**DIRECTIVE:** Write each line exactly as it stands, from the line containing "Give me the" through the end of the data.

**MATERIAL PROVIDED:**
## begin
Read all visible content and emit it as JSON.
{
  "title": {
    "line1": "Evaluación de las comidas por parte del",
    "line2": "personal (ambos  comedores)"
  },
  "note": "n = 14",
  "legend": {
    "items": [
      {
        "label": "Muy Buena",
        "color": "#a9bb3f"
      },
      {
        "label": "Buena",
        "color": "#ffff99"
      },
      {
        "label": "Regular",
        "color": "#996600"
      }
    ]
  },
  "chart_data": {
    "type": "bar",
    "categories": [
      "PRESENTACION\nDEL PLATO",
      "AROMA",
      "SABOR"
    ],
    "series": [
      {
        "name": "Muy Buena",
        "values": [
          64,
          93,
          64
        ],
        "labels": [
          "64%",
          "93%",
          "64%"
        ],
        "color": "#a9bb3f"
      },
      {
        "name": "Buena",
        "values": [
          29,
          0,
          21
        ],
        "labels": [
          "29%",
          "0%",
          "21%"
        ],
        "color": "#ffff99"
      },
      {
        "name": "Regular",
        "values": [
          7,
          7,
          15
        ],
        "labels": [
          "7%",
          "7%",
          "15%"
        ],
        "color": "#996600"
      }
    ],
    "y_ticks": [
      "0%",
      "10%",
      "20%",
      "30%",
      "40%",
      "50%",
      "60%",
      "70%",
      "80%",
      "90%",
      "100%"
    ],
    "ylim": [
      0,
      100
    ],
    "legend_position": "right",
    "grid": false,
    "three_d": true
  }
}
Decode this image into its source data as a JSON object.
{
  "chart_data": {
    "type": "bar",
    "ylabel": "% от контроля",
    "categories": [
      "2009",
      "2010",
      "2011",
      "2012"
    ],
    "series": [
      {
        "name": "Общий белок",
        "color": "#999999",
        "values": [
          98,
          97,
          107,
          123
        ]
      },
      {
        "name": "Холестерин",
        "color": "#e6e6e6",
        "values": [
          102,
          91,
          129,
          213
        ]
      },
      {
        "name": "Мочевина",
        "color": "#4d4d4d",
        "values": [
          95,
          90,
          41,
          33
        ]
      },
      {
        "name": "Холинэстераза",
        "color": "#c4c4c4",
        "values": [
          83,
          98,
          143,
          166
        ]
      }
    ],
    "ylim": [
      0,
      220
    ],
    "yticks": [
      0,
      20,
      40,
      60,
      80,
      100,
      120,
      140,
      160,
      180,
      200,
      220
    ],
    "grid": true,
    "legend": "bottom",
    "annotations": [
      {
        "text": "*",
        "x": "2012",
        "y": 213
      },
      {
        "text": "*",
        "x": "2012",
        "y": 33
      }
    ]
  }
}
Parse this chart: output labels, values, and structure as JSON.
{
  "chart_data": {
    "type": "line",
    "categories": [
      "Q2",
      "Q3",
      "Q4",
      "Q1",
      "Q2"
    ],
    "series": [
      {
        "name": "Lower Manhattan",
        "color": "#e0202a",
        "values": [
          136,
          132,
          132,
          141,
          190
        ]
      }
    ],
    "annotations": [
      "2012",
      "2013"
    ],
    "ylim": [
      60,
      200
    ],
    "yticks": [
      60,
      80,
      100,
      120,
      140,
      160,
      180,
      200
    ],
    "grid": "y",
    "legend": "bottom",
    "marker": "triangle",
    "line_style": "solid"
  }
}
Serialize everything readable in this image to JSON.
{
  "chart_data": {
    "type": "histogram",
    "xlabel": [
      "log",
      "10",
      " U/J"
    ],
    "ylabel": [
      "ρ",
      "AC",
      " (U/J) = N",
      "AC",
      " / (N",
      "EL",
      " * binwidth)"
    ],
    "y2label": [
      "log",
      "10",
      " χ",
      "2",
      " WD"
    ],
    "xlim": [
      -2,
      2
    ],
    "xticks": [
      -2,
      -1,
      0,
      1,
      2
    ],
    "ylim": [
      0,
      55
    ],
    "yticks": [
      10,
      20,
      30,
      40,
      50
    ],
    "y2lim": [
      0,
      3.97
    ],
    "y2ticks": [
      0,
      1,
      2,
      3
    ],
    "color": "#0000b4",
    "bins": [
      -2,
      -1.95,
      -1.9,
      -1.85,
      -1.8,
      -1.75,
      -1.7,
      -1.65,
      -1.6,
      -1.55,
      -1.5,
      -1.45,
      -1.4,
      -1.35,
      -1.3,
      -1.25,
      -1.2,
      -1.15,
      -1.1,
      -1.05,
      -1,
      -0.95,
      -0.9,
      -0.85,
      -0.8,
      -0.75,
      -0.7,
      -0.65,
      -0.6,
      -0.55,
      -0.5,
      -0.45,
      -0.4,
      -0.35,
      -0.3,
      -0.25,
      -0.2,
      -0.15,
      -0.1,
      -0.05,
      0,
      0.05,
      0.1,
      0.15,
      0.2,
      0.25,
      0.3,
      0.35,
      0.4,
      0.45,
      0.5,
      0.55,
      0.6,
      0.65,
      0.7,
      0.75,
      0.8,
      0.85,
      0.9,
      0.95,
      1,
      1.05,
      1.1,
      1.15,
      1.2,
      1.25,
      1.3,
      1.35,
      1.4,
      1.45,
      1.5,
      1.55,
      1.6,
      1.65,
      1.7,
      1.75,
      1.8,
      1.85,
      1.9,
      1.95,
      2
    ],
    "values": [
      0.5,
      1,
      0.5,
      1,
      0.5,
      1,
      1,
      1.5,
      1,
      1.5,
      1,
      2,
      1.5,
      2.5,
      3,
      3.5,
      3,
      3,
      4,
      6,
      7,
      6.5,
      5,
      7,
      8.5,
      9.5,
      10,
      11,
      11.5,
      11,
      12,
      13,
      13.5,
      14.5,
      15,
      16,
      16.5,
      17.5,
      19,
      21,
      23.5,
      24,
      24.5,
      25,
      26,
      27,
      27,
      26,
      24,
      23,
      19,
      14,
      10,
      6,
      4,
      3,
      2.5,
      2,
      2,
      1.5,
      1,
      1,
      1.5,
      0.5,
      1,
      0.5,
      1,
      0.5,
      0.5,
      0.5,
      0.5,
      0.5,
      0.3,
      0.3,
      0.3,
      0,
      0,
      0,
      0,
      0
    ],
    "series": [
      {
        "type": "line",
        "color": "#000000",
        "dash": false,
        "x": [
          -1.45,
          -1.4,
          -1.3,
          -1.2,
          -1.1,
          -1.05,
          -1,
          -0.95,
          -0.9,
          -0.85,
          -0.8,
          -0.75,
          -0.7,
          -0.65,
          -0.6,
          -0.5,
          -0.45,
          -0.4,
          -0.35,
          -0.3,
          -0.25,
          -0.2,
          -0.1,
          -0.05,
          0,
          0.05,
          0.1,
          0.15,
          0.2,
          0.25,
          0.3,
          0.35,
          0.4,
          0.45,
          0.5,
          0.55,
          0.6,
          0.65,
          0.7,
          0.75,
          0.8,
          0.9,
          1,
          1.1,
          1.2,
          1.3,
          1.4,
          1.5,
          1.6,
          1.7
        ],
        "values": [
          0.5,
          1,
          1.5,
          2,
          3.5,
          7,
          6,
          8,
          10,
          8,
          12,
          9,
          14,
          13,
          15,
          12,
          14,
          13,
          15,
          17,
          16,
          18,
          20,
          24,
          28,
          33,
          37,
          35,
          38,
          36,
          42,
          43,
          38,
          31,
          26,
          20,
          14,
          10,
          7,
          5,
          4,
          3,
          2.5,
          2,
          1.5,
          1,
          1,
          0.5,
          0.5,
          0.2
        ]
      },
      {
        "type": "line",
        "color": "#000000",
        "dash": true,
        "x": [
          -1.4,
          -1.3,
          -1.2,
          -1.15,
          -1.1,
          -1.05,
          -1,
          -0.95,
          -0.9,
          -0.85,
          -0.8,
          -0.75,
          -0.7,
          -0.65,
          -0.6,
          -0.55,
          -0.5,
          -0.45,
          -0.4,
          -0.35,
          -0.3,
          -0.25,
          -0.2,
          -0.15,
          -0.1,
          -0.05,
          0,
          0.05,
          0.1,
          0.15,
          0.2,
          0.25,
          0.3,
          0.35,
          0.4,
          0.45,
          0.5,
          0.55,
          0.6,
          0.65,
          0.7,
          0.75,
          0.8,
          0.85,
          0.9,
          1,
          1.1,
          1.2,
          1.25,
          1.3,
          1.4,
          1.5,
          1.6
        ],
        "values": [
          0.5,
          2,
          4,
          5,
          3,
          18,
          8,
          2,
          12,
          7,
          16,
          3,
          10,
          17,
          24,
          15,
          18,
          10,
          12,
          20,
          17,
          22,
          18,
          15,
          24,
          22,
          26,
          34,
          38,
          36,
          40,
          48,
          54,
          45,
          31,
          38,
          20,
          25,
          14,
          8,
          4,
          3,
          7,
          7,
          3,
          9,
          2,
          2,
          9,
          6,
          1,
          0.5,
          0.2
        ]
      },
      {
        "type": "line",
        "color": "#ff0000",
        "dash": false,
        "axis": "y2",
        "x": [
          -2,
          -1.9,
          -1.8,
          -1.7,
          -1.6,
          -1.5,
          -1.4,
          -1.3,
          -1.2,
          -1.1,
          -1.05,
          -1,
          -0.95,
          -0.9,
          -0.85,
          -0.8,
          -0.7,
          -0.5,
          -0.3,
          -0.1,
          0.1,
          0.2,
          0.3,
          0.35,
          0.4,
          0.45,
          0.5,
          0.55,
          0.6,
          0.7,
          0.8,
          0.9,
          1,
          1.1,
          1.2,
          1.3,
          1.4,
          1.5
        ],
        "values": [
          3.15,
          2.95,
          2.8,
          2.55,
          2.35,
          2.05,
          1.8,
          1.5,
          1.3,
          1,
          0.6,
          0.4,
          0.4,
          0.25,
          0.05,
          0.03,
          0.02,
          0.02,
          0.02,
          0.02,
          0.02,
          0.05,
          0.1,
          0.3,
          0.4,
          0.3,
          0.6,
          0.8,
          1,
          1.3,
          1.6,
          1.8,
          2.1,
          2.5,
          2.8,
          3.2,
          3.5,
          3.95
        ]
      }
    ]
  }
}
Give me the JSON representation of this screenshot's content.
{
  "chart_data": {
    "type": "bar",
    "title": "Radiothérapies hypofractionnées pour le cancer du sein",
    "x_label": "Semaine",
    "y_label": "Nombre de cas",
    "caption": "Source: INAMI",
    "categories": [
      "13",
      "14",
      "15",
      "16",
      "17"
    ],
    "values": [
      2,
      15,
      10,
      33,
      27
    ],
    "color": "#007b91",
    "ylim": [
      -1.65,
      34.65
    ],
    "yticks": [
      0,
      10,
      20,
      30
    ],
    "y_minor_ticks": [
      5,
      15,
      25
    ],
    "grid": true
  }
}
## end
**ANSWER TO THIS PROBLEM:**
Give me the JSON representation of this screenshot's content.
{
  "chart_data": {
    "type": "bar",
    "title": "Radiothérapies hypofractionnées pour le cancer du sein",
    "x_label": "Semaine",
    "y_label": "Nombre de cas",
    "caption": "Source: INAMI",
    "categories": [
      "13",
      "14",
      "15",
      "16",
      "17"
    ],
    "values": [
      2,
      15,
      10,
      33,
      27
    ],
    "color": "#007b91",
    "ylim": [
      -1.65,
      34.65
    ],
    "yticks": [
      0,
      10,
      20,
      30
    ],
    "y_minor_ticks": [
      5,
      15,
      25
    ],
    "grid": true
  }
}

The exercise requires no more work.